What the exercise asks: Could you write out the records below exactly as they appear?

Raw data:
== == ==
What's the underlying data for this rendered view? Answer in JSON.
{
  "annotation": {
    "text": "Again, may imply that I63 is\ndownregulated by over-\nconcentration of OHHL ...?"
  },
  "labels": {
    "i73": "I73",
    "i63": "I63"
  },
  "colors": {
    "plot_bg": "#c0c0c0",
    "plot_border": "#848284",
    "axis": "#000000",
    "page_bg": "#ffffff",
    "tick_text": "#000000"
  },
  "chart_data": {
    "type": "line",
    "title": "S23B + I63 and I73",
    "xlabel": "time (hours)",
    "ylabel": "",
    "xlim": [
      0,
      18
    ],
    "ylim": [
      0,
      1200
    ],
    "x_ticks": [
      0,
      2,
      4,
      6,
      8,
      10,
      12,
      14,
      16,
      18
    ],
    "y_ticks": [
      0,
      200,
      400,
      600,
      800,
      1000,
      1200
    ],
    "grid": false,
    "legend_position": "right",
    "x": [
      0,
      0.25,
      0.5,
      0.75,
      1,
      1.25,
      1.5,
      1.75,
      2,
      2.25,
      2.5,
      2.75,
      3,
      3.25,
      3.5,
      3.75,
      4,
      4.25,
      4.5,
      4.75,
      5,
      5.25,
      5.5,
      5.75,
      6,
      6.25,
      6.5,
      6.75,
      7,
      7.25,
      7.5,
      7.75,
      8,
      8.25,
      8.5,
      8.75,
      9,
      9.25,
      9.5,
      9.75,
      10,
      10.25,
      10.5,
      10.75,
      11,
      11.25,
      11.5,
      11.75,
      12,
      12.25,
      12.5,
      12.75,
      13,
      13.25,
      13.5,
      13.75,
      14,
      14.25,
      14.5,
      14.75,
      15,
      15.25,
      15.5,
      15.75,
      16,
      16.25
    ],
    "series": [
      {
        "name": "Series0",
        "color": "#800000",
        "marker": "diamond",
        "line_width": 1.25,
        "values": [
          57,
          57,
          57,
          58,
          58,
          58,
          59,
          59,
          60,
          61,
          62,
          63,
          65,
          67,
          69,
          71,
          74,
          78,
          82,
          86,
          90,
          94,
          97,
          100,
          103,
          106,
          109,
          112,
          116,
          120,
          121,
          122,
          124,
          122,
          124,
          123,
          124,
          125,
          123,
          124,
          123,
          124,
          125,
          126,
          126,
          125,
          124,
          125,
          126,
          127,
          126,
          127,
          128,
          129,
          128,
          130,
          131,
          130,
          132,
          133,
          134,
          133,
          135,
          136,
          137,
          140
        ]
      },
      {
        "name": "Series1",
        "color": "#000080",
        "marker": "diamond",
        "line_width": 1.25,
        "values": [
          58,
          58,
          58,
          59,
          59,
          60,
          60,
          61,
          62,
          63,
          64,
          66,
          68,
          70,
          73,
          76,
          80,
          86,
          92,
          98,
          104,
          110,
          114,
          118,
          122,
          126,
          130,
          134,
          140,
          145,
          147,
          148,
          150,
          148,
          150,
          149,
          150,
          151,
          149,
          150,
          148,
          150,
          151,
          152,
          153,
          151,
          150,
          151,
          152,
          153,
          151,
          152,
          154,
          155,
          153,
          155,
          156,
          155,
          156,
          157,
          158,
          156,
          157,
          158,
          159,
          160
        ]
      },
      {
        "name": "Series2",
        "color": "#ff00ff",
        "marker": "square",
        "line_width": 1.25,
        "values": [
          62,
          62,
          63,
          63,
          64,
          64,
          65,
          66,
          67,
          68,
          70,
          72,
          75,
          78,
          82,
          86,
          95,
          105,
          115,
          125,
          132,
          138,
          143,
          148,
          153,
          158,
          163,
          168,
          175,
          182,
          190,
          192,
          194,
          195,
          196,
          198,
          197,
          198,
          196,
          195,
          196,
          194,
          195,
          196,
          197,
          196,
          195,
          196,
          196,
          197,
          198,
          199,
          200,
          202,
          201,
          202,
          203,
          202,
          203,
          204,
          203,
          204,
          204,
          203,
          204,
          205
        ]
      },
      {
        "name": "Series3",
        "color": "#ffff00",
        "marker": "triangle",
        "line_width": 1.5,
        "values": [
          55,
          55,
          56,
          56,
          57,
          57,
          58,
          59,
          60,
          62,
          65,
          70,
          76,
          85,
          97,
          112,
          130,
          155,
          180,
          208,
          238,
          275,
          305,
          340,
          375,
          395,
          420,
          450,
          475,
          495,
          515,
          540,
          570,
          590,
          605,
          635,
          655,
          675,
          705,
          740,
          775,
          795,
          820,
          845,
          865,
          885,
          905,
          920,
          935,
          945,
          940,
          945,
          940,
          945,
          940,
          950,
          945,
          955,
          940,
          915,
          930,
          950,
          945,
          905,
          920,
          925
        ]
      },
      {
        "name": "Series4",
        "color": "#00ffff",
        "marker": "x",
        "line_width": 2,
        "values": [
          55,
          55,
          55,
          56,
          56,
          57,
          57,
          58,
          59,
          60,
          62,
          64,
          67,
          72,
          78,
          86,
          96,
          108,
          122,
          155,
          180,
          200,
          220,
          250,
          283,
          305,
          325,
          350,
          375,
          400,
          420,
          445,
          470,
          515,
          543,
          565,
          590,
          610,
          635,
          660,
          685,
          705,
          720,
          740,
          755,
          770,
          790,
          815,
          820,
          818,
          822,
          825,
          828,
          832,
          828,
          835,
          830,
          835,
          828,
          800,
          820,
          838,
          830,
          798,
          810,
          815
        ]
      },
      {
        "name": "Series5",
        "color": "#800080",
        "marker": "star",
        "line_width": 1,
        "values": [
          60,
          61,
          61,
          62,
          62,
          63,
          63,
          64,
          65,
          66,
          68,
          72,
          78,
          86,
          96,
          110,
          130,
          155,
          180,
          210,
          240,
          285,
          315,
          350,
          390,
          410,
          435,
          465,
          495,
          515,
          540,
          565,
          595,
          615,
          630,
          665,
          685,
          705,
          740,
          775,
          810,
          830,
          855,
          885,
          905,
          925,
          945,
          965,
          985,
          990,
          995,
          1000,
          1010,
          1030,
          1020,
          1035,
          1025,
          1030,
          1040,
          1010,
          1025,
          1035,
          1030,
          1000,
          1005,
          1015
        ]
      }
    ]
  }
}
== == ==
Complete response:
What's the underlying data for this rendered view? Answer in JSON.
{
  "annotation": {
    "text": "Again, may imply that I63 is\ndownregulated by over-\nconcentration of OHHL ...?"
  },
  "labels": {
    "i73": "I73",
    "i63": "I63"
  },
  "colors": {
    "plot_bg": "#c0c0c0",
    "plot_border": "#848284",
    "axis": "#000000",
    "page_bg": "#ffffff",
    "tick_text": "#000000"
  },
  "chart_data": {
    "type": "line",
    "title": "S23B + I63 and I73",
    "xlabel": "time (hours)",
    "ylabel": "",
    "xlim": [
      0,
      18
    ],
    "ylim": [
      0,
      1200
    ],
    "x_ticks": [
      0,
      2,
      4,
      6,
      8,
      10,
      12,
      14,
      16,
      18
    ],
    "y_ticks": [
      0,
      200,
      400,
      600,
      800,
      1000,
      1200
    ],
    "grid": false,
    "legend_position": "right",
    "x": [
      0,
      0.25,
      0.5,
      0.75,
      1,
      1.25,
      1.5,
      1.75,
      2,
      2.25,
      2.5,
      2.75,
      3,
      3.25,
      3.5,
      3.75,
      4,
      4.25,
      4.5,
      4.75,
      5,
      5.25,
      5.5,
      5.75,
      6,
      6.25,
      6.5,
      6.75,
      7,
      7.25,
      7.5,
      7.75,
      8,
      8.25,
      8.5,
      8.75,
      9,
      9.25,
      9.5,
      9.75,
      10,
      10.25,
      10.5,
      10.75,
      11,
      11.25,
      11.5,
      11.75,
      12,
      12.25,
      12.5,
      12.75,
      13,
      13.25,
      13.5,
      13.75,
      14,
      14.25,
      14.5,
      14.75,
      15,
      15.25,
      15.5,
      15.75,
      16,
      16.25
    ],
    "series": [
      {
        "name": "Series0",
        "color": "#800000",
        "marker": "diamond",
        "line_width": 1.25,
        "values": [
          57,
          57,
          57,
          58,
          58,
          58,
          59,
          59,
          60,
          61,
          62,
          63,
          65,
          67,
          69,
          71,
          74,
          78,
          82,
          86,
          90,
          94,
          97,
          100,
          103,
          106,
          109,
          112,
          116,
          120,
          121,
          122,
          124,
          122,
          124,
          123,
          124,
          125,
          123,
          124,
          123,
          124,
          125,
          126,
          126,
          125,
          124,
          125,
          126,
          127,
          126,
          127,
          128,
          129,
          128,
          130,
          131,
          130,
          132,
          133,
          134,
          133,
          135,
          136,
          137,
          140
        ]
      },
      {
        "name": "Series1",
        "color": "#000080",
        "marker": "diamond",
        "line_width": 1.25,
        "values": [
          58,
          58,
          58,
          59,
          59,
          60,
          60,
          61,
          62,
          63,
          64,
          66,
          68,
          70,
          73,
          76,
          80,
          86,
          92,
          98,
          104,
          110,
          114,
          118,
          122,
          126,
          130,
          134,
          140,
          145,
          147,
          148,
          150,
          148,
          150,
          149,
          150,
          151,
          149,
          150,
          148,
          150,
          151,
          152,
          153,
          151,
          150,
          151,
          152,
          153,
          151,
          152,
          154,
          155,
          153,
          155,
          156,
          155,
          156,
          157,
          158,
          156,
          157,
          158,
          159,
          160
        ]
      },
      {
        "name": "Series2",
        "color": "#ff00ff",
        "marker": "square",
        "line_width": 1.25,
        "values": [
          62,
          62,
          63,
          63,
          64,
          64,
          65,
          66,
          67,
          68,
          70,
          72,
          75,
          78,
          82,
          86,
          95,
          105,
          115,
          125,
          132,
          138,
          143,
          148,
          153,
          158,
          163,
          168,
          175,
          182,
          190,
          192,
          194,
          195,
          196,
          198,
          197,
          198,
          196,
          195,
          196,
          194,
          195,
          196,
          197,
          196,
          195,
          196,
          196,
          197,
          198,
          199,
          200,
          202,
          201,
          202,
          203,
          202,
          203,
          204,
          203,
          204,
          204,
          203,
          204,
          205
        ]
      },
      {
        "name": "Series3",
        "color": "#ffff00",
        "marker": "triangle",
        "line_width": 1.5,
        "values": [
          55,
          55,
          56,
          56,
          57,
          57,
          58,
          59,
          60,
          62,
          65,
          70,
          76,
          85,
          97,
          112,
          130,
          155,
          180,
          208,
          238,
          275,
          305,
          340,
          375,
          395,
          420,
          450,
          475,
          495,
          515,
          540,
          570,
          590,
          605,
          635,
          655,
          675,
          705,
          740,
          775,
          795,
          820,
          845,
          865,
          885,
          905,
          920,
          935,
          945,
          940,
          945,
          940,
          945,
          940,
          950,
          945,
          955,
          940,
          915,
          930,
          950,
          945,
          905,
          920,
          925
        ]
      },
      {
        "name": "Series4",
        "color": "#00ffff",
        "marker": "x",
        "line_width": 2,
        "values": [
          55,
          55,
          55,
          56,
          56,
          57,
          57,
          58,
          59,
          60,
          62,
          64,
          67,
          72,
          78,
          86,
          96,
          108,
          122,
          155,
          180,
          200,
          220,
          250,
          283,
          305,
          325,
          350,
          375,
          400,
          420,
          445,
          470,
          515,
          543,
          565,
          590,
          610,
          635,
          660,
          685,
          705,
          720,
          740,
          755,
          770,
          790,
          815,
          820,
          818,
          822,
          825,
          828,
          832,
          828,
          835,
          830,
          835,
          828,
          800,
          820,
          838,
          830,
          798,
          810,
          815
        ]
      },
      {
        "name": "Series5",
        "color": "#800080",
        "marker": "star",
        "line_width": 1,
        "values": [
          60,
          61,
          61,
          62,
          62,
          63,
          63,
          64,
          65,
          66,
          68,
          72,
          78,
          86,
          96,
          110,
          130,
          155,
          180,
          210,
          240,
          285,
          315,
          350,
          390,
          410,
          435,
          465,
          495,
          515,
          540,
          565,
          595,
          615,
          630,
          665,
          685,
          705,
          740,
          775,
          810,
          830,
          855,
          885,
          905,
          925,
          945,
          965,
          985,
          990,
          995,
          1000,
          1010,
          1030,
          1020,
          1035,
          1025,
          1030,
          1040,
          1010,
          1025,
          1035,
          1030,
          1000,
          1005,
          1015
        ]
      }
    ]
  }
}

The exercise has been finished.